- [Extracted records]
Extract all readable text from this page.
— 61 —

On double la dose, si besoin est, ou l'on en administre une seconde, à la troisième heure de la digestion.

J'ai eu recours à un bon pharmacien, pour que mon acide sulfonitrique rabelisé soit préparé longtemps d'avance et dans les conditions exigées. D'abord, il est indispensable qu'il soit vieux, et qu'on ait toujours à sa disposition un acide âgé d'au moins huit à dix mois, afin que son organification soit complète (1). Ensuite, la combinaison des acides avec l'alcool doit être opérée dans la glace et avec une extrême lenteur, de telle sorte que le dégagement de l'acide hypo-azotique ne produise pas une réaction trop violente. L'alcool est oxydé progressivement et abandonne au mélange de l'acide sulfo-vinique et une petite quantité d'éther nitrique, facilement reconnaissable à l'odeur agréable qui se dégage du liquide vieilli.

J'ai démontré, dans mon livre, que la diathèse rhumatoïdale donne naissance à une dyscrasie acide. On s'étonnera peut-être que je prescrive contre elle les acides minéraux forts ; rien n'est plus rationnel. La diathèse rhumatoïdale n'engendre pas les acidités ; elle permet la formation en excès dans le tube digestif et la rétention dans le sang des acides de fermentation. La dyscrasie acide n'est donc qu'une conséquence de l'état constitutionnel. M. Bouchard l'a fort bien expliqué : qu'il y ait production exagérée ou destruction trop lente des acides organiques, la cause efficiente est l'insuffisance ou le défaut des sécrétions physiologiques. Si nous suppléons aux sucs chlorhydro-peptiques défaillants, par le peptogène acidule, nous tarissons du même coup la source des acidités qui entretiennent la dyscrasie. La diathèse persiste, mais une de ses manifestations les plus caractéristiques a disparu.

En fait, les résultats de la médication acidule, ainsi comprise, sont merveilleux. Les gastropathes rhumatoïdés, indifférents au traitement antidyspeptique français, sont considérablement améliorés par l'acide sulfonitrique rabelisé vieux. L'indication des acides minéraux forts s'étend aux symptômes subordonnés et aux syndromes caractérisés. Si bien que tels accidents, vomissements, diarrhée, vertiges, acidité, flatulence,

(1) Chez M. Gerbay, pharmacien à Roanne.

- [Problem details] Repeat all the entries word for word.

- [In response]
Extract all readable text from this page.
— 61 —

On double la dose, si besoin est, ou l'on en administre une seconde, à la troisième heure de la digestion.

J'ai eu recours à un bon pharmacien, pour que mon acide sulfonitrique rabelisé soit préparé longtemps d'avance et dans les conditions exigées. D'abord, il est indispensable qu'il soit vieux, et qu'on ait toujours à sa disposition un acide âgé d'au moins huit à dix mois, afin que son organification soit complète (1). Ensuite, la combinaison des acides avec l'alcool doit être opérée dans la glace et avec une extrême lenteur, de telle sorte que le dégagement de l'acide hypo-azotique ne produise pas une réaction trop violente. L'alcool est oxydé progressivement et abandonne au mélange de l'acide sulfo-vinique et une petite quantité d'éther nitrique, facilement reconnaissable à l'odeur agréable qui se dégage du liquide vieilli.

J'ai démontré, dans mon livre, que la diathèse rhumatoïdale donne naissance à une dyscrasie acide. On s'étonnera peut-être que je prescrive contre elle les acides minéraux forts ; rien n'est plus rationnel. La diathèse rhumatoïdale n'engendre pas les acidités ; elle permet la formation en excès dans le tube digestif et la rétention dans le sang des acides de fermentation. La dyscrasie acide n'est donc qu'une conséquence de l'état constitutionnel. M. Bouchard l'a fort bien expliqué : qu'il y ait production exagérée ou destruction trop lente des acides organiques, la cause efficiente est l'insuffisance ou le défaut des sécrétions physiologiques. Si nous suppléons aux sucs chlorhydro-peptiques défaillants, par le peptogène acidule, nous tarissons du même coup la source des acidités qui entretiennent la dyscrasie. La diathèse persiste, mais une de ses manifestations les plus caractéristiques a disparu.

En fait, les résultats de la médication acidule, ainsi comprise, sont merveilleux. Les gastropathes rhumatoïdés, indifférents au traitement antidyspeptique français, sont considérablement améliorés par l'acide sulfonitrique rabelisé vieux. L'indication des acides minéraux forts s'étend aux symptômes subordonnés et aux syndromes caractérisés. Si bien que tels accidents, vomissements, diarrhée, vertiges, acidité, flatulence,

(1) Chez M. Gerbay, pharmacien à Roanne.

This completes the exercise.